◆ Instruction ◆
Report how many lines hold the word "Aktiviti"; answer with the number alone.

Figure data in JSON
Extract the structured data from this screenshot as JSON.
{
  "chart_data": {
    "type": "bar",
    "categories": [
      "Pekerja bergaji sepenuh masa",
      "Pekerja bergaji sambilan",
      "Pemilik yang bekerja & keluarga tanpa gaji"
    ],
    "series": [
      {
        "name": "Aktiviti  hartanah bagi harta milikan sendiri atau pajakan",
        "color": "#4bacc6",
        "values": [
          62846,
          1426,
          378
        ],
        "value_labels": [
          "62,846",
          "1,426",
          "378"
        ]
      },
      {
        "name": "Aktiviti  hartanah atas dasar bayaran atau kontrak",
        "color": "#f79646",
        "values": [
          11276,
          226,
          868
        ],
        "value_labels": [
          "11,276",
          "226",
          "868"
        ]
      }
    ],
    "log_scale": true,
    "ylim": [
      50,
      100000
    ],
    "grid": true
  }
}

...

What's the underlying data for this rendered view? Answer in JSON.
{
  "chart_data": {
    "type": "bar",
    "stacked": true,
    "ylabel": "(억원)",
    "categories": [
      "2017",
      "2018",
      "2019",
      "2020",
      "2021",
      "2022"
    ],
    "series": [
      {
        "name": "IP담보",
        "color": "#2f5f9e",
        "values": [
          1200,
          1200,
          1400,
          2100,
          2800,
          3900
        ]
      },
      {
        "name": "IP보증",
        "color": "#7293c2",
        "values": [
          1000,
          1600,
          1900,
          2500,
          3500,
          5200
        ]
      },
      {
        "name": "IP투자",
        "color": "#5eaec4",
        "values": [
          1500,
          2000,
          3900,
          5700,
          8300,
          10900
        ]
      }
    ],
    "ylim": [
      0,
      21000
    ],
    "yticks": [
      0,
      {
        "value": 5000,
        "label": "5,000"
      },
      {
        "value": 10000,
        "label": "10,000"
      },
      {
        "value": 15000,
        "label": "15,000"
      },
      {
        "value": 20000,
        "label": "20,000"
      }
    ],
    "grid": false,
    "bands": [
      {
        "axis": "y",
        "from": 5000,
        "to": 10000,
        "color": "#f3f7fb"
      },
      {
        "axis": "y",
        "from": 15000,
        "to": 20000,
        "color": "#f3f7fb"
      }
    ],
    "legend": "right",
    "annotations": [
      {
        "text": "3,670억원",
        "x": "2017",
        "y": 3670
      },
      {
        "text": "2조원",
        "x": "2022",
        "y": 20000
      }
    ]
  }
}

---

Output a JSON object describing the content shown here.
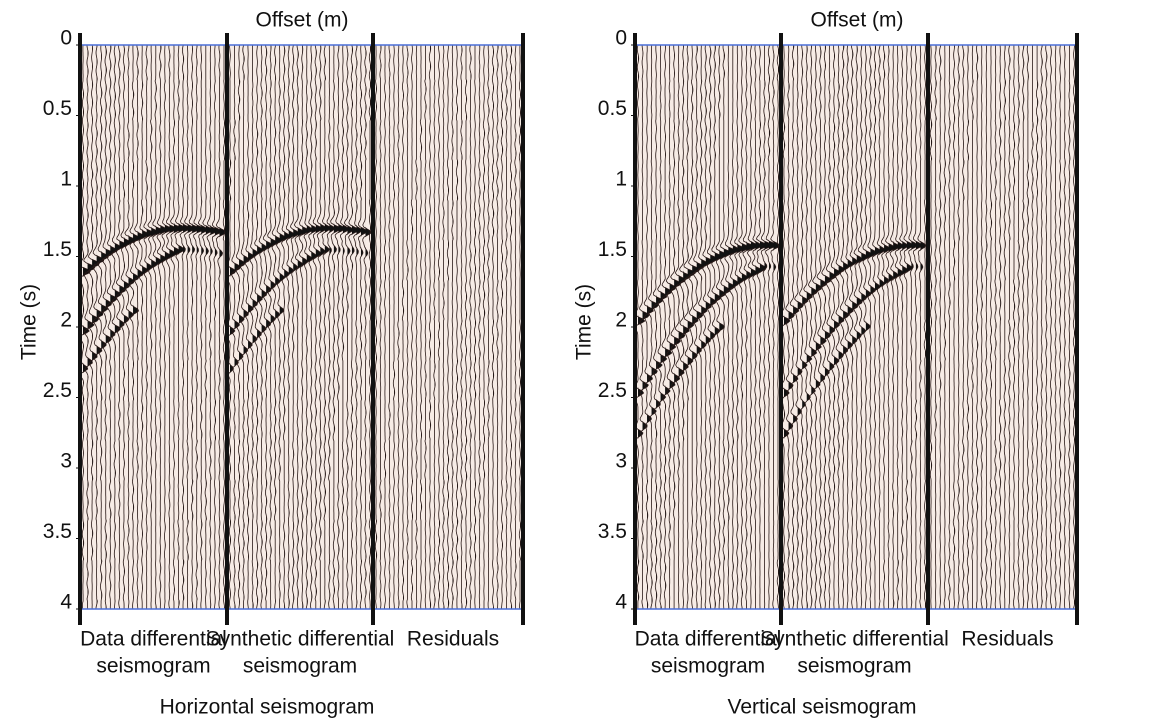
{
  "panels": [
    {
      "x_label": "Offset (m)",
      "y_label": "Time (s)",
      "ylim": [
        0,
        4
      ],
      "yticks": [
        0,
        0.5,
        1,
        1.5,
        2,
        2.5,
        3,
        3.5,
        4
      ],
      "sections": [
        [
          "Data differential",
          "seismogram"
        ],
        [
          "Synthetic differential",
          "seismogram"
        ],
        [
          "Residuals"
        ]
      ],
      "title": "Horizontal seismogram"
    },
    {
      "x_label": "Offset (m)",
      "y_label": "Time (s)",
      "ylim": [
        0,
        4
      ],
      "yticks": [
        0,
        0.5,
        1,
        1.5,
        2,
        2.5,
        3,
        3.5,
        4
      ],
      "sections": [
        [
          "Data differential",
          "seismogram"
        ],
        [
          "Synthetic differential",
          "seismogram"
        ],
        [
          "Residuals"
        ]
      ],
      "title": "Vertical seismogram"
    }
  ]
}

◆ Task output ◆
2